*Short exercise*: Can you find the lines of the listing that include "mother" and copy every one?

*Data lines*:
--------------------------------------------------
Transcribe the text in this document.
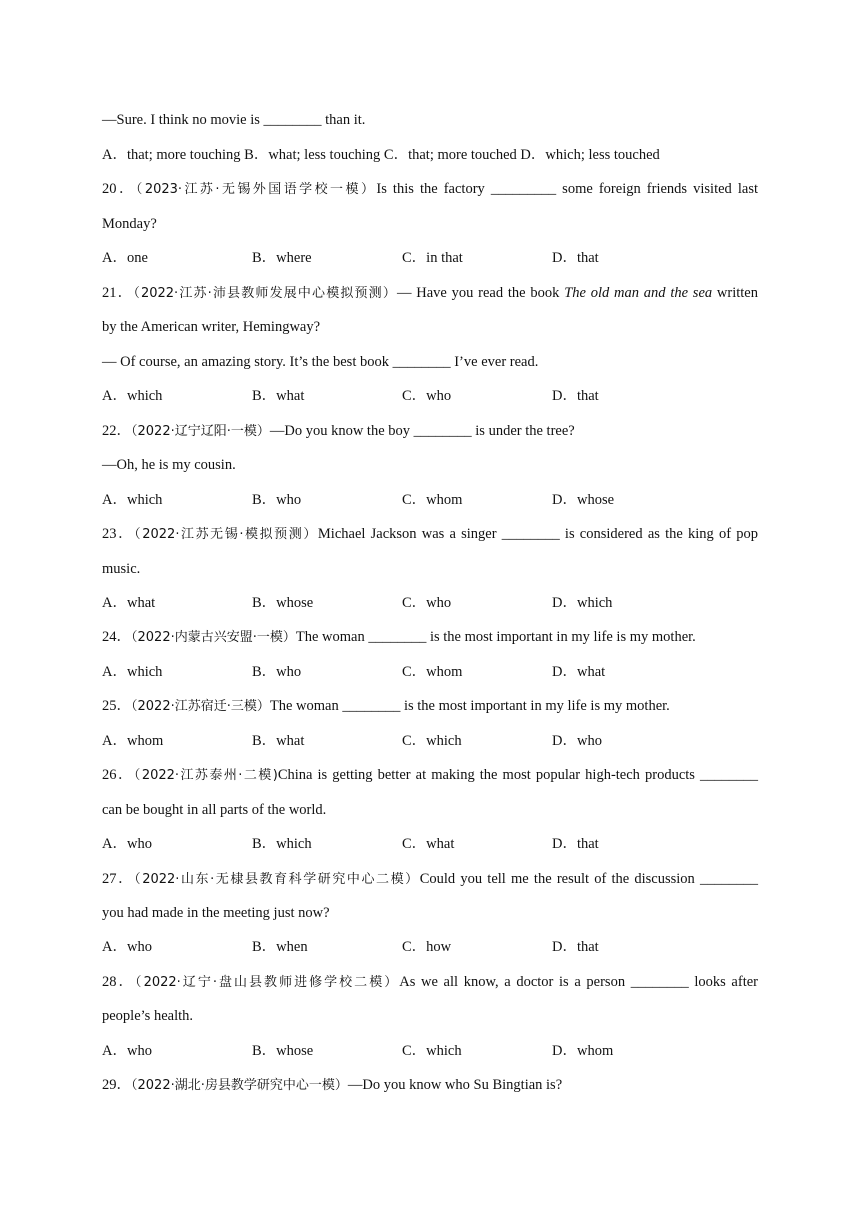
—Sure. I think no movie is ________ than it.
A．that; more touching B．what; less touching C．that; more touched D．which; less touched
20．（2023·江苏·无锡外国语学校一模）Is this the factory _________ some foreign friends visited last
Monday?
A．one	B．where	C．in that	D．that
21．（2022·江苏·沛县教师发展中心模拟预测）— Have you read the book The old man and the sea written
by the American writer, Hemingway?
— Of course, an amazing story. It’s the best book ________ I’ve ever read.
A．which	B．what	C．who	D．that
22．（2022·辽宁辽阳·一模）—Do you know the boy ________ is under the tree?
—Oh, he is my cousin.
A．which	B．who	C．whom	D．whose
23．（2022·江苏无锡·模拟预测）Michael Jackson was a singer ________ is considered as the king of pop
music.
A．what	B．whose	C．who	D．which
24．（2022·内蒙古兴安盟·一模）The woman ________ is the most important in my life is my mother.
A．which	B．who	C．whom	D．what
25．（2022·江苏宿迁·三模）The woman ________ is the most important in my life is my mother.
A．whom	B．what	C．which	D．who
26．（2022·江苏泰州·二模)China is getting better at making the most popular high-tech products ________
can be bought in all parts of the world.
A．who	B．which	C．what	D．that
27．（2022·山东·无棣县教育科学研究中心二模）Could you tell me the result of the discussion ________
you had made in the meeting just now?
A．who	B．when	C．how	D．that
28．（2022·辽宁·盘山县教师进修学校二模）As we all know, a doctor is a person ________ looks after
people’s health.
A．who	B．whose	C．which	D．whom
29．（2022·湖北·房县教学研究中心一模）—Do you know who Su Bingtian is?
--------------------------------------------------
*Solved problem*:
24．（2022·内蒙古兴安盟·一模）The woman ________ is the most important in my life is my mother.
25．（2022·江苏宿迁·三模）The woman ________ is the most important in my life is my mother.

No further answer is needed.